--- start of RECORD SET ---
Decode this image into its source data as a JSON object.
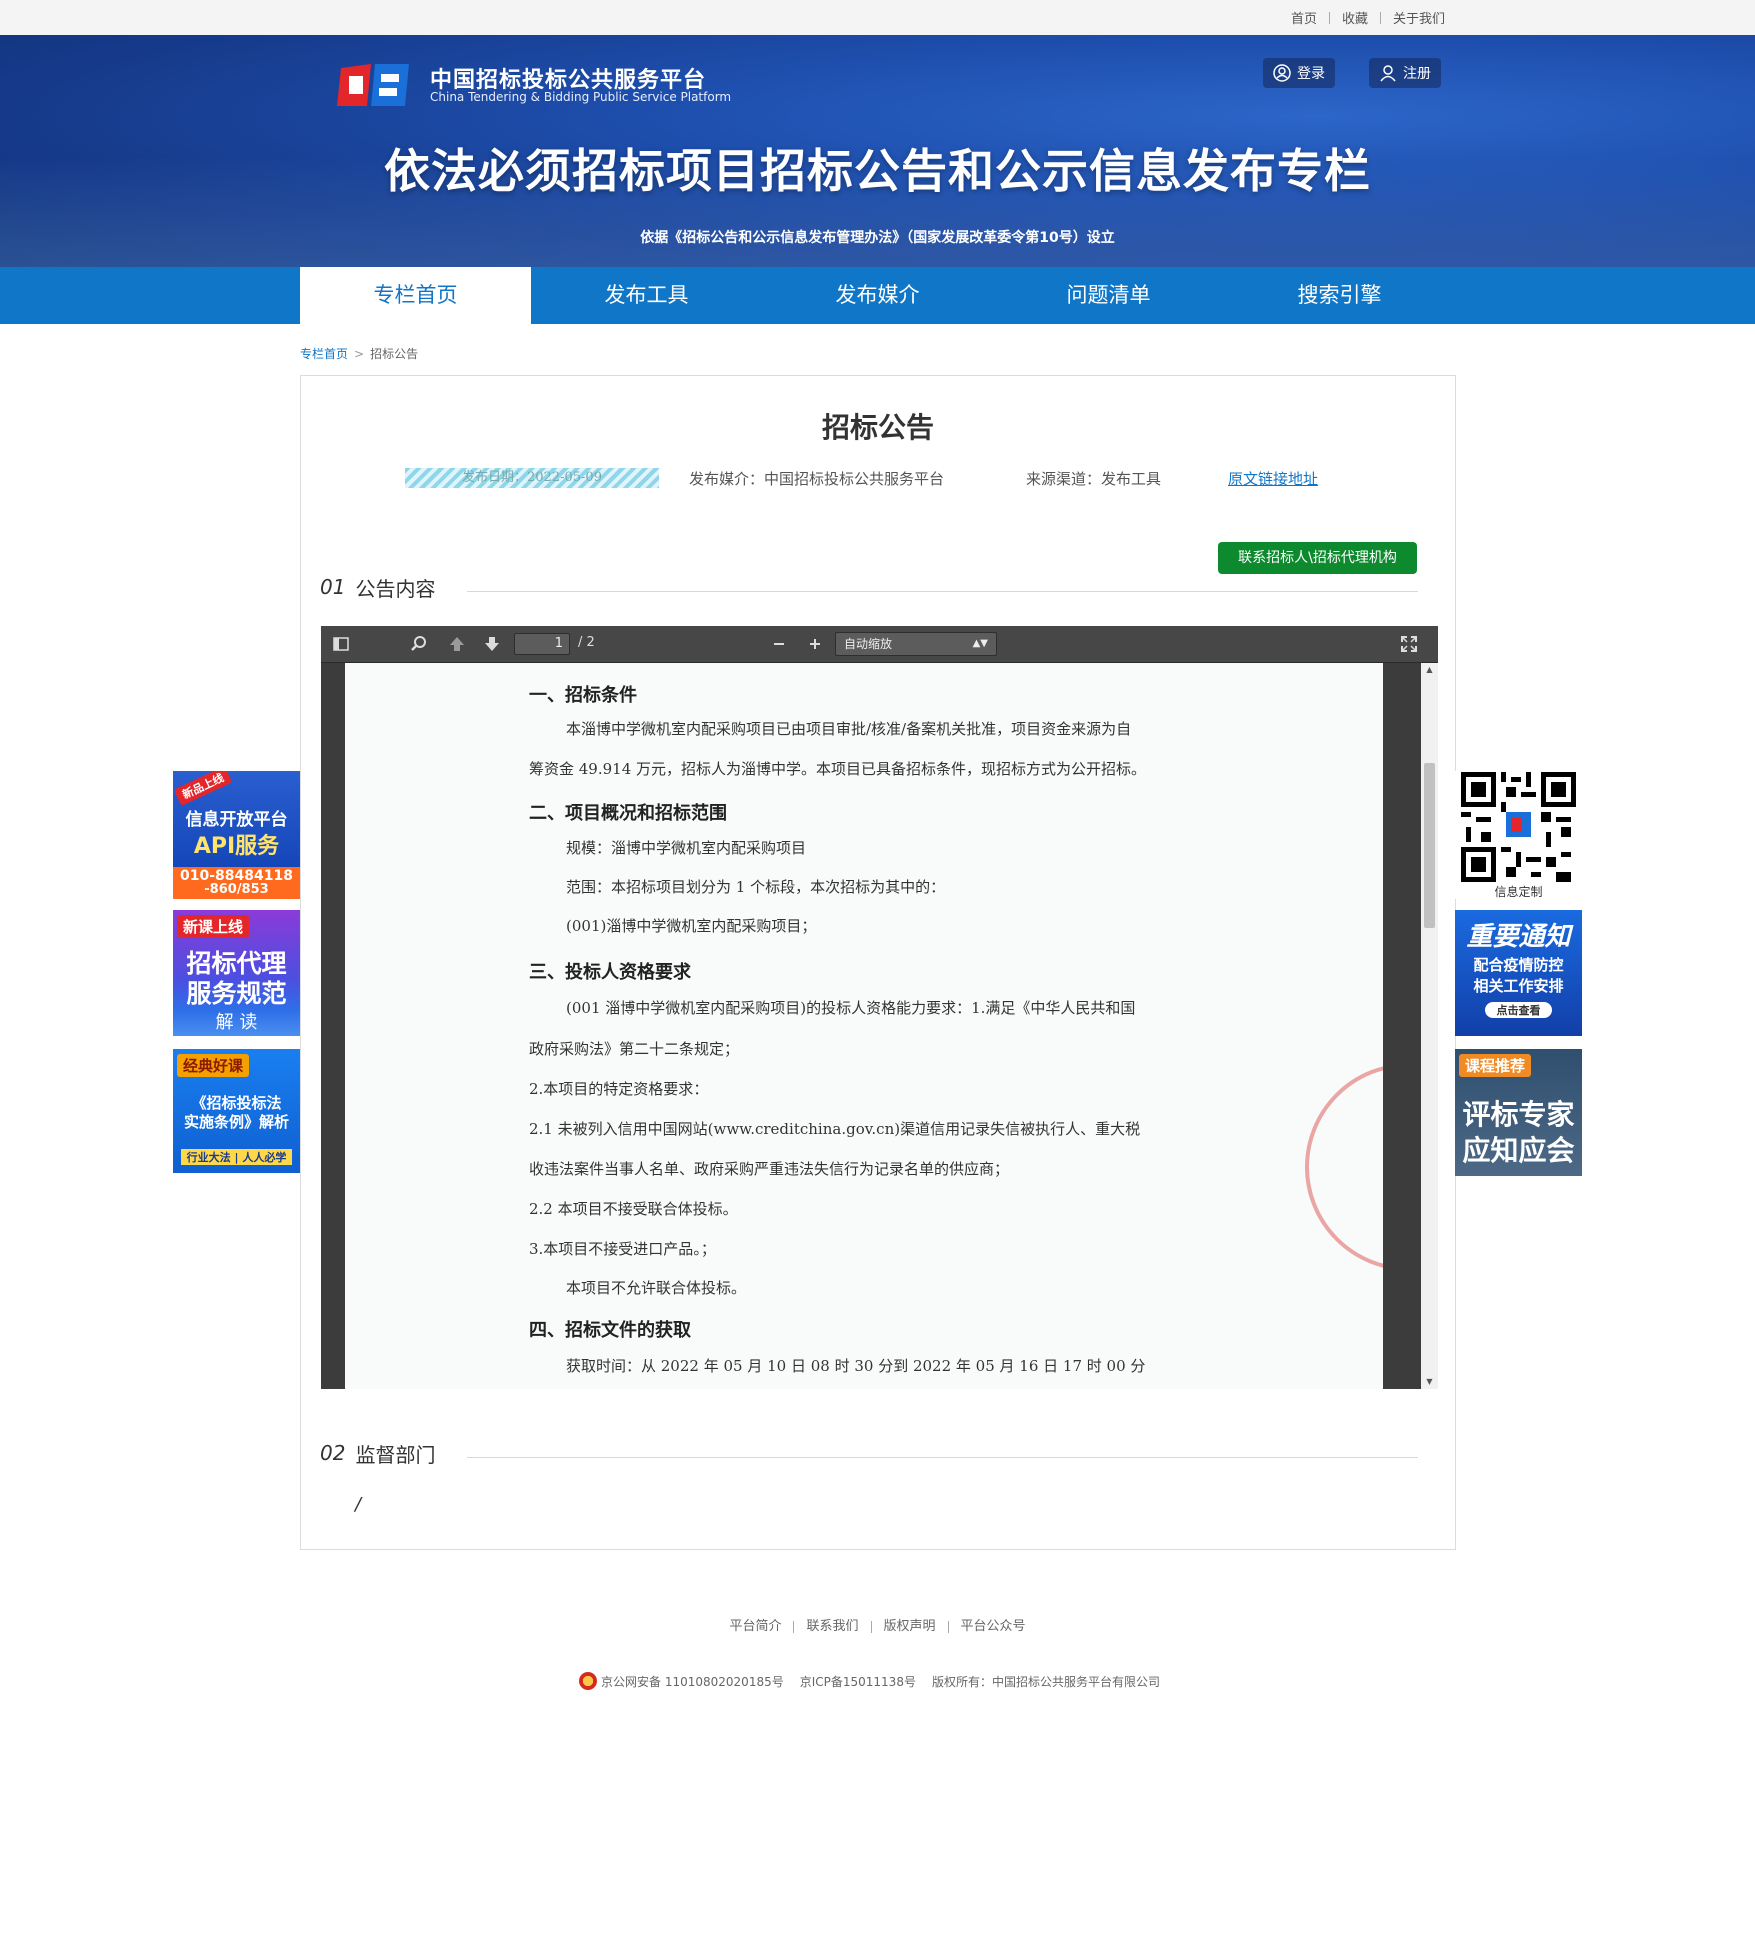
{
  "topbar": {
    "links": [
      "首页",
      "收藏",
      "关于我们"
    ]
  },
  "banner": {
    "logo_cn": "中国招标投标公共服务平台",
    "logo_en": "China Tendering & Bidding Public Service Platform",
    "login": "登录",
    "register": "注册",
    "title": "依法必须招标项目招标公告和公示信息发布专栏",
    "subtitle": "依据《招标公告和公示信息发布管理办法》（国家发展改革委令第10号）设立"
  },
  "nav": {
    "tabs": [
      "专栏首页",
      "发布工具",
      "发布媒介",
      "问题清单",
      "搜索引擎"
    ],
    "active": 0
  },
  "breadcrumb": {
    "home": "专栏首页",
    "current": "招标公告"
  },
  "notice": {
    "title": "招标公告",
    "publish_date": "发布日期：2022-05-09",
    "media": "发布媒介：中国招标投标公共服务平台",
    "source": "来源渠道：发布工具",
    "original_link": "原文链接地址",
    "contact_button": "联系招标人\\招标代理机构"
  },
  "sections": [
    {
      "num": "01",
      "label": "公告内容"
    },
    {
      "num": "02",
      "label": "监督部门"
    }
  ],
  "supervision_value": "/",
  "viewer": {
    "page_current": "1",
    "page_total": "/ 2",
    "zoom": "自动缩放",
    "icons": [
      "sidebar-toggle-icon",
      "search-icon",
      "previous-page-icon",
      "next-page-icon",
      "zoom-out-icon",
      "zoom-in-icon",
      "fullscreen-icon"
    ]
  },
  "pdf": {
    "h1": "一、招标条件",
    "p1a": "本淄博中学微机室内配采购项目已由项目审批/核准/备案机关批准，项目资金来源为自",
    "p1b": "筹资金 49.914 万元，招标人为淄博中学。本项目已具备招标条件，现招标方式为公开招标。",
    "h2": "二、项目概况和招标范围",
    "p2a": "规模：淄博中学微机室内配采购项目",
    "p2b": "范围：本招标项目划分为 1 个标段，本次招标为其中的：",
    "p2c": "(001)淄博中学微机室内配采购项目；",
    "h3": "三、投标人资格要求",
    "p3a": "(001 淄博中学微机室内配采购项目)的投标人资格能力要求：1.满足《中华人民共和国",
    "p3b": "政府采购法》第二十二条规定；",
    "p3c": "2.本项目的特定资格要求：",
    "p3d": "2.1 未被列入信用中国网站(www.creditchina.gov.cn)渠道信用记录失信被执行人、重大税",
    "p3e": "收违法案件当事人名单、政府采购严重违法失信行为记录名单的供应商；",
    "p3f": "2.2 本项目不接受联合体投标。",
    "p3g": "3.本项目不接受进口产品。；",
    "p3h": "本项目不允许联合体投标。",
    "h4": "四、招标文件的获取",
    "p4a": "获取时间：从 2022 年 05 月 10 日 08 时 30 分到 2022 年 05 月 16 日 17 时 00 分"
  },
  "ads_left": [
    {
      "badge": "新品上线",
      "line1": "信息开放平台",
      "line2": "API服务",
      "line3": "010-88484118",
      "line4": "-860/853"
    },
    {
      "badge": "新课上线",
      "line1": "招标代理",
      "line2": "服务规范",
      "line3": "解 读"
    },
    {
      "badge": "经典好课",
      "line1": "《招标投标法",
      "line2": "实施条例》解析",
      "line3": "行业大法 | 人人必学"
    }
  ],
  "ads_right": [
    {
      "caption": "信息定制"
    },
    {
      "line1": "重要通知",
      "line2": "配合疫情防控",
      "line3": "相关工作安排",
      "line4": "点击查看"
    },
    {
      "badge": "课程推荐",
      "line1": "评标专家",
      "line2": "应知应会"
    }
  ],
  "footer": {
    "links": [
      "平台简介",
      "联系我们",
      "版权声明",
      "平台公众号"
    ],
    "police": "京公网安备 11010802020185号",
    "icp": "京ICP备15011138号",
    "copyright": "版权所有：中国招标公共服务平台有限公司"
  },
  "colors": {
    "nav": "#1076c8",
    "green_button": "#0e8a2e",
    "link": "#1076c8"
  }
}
--- end of RECORD SET ---
- **EXERCISE DETAILS**
Repeat the material above in full and unchanged, minus its images.

- **OUTPUT OF THE EXERCISE**
Decode this image into its source data as a JSON object.
{
  "topbar": {
    "links": [
      "首页",
      "收藏",
      "关于我们"
    ]
  },
  "banner": {
    "logo_cn": "中国招标投标公共服务平台",
    "logo_en": "China Tendering & Bidding Public Service Platform",
    "login": "登录",
    "register": "注册",
    "title": "依法必须招标项目招标公告和公示信息发布专栏",
    "subtitle": "依据《招标公告和公示信息发布管理办法》（国家发展改革委令第10号）设立"
  },
  "nav": {
    "tabs": [
      "专栏首页",
      "发布工具",
      "发布媒介",
      "问题清单",
      "搜索引擎"
    ],
    "active": 0
  },
  "breadcrumb": {
    "home": "专栏首页",
    "current": "招标公告"
  },
  "notice": {
    "title": "招标公告",
    "publish_date": "发布日期：2022-05-09",
    "media": "发布媒介：中国招标投标公共服务平台",
    "source": "来源渠道：发布工具",
    "original_link": "原文链接地址",
    "contact_button": "联系招标人\\招标代理机构"
  },
  "sections": [
    {
      "num": "01",
      "label": "公告内容"
    },
    {
      "num": "02",
      "label": "监督部门"
    }
  ],
  "supervision_value": "/",
  "viewer": {
    "page_current": "1",
    "page_total": "/ 2",
    "zoom": "自动缩放",
    "icons": [
      "sidebar-toggle-icon",
      "search-icon",
      "previous-page-icon",
      "next-page-icon",
      "zoom-out-icon",
      "zoom-in-icon",
      "fullscreen-icon"
    ]
  },
  "pdf": {
    "h1": "一、招标条件",
    "p1a": "本淄博中学微机室内配采购项目已由项目审批/核准/备案机关批准，项目资金来源为自",
    "p1b": "筹资金 49.914 万元，招标人为淄博中学。本项目已具备招标条件，现招标方式为公开招标。",
    "h2": "二、项目概况和招标范围",
    "p2a": "规模：淄博中学微机室内配采购项目",
    "p2b": "范围：本招标项目划分为 1 个标段，本次招标为其中的：",
    "p2c": "(001)淄博中学微机室内配采购项目；",
    "h3": "三、投标人资格要求",
    "p3a": "(001 淄博中学微机室内配采购项目)的投标人资格能力要求：1.满足《中华人民共和国",
    "p3b": "政府采购法》第二十二条规定；",
    "p3c": "2.本项目的特定资格要求：",
    "p3d": "2.1 未被列入信用中国网站(www.creditchina.gov.cn)渠道信用记录失信被执行人、重大税",
    "p3e": "收违法案件当事人名单、政府采购严重违法失信行为记录名单的供应商；",
    "p3f": "2.2 本项目不接受联合体投标。",
    "p3g": "3.本项目不接受进口产品。；",
    "p3h": "本项目不允许联合体投标。",
    "h4": "四、招标文件的获取",
    "p4a": "获取时间：从 2022 年 05 月 10 日 08 时 30 分到 2022 年 05 月 16 日 17 时 00 分"
  },
  "ads_left": [
    {
      "badge": "新品上线",
      "line1": "信息开放平台",
      "line2": "API服务",
      "line3": "010-88484118",
      "line4": "-860/853"
    },
    {
      "badge": "新课上线",
      "line1": "招标代理",
      "line2": "服务规范",
      "line3": "解 读"
    },
    {
      "badge": "经典好课",
      "line1": "《招标投标法",
      "line2": "实施条例》解析",
      "line3": "行业大法 | 人人必学"
    }
  ],
  "ads_right": [
    {
      "caption": "信息定制"
    },
    {
      "line1": "重要通知",
      "line2": "配合疫情防控",
      "line3": "相关工作安排",
      "line4": "点击查看"
    },
    {
      "badge": "课程推荐",
      "line1": "评标专家",
      "line2": "应知应会"
    }
  ],
  "footer": {
    "links": [
      "平台简介",
      "联系我们",
      "版权声明",
      "平台公众号"
    ],
    "police": "京公网安备 11010802020185号",
    "icp": "京ICP备15011138号",
    "copyright": "版权所有：中国招标公共服务平台有限公司"
  },
  "colors": {
    "nav": "#1076c8",
    "green_button": "#0e8a2e",
    "link": "#1076c8"
  }
}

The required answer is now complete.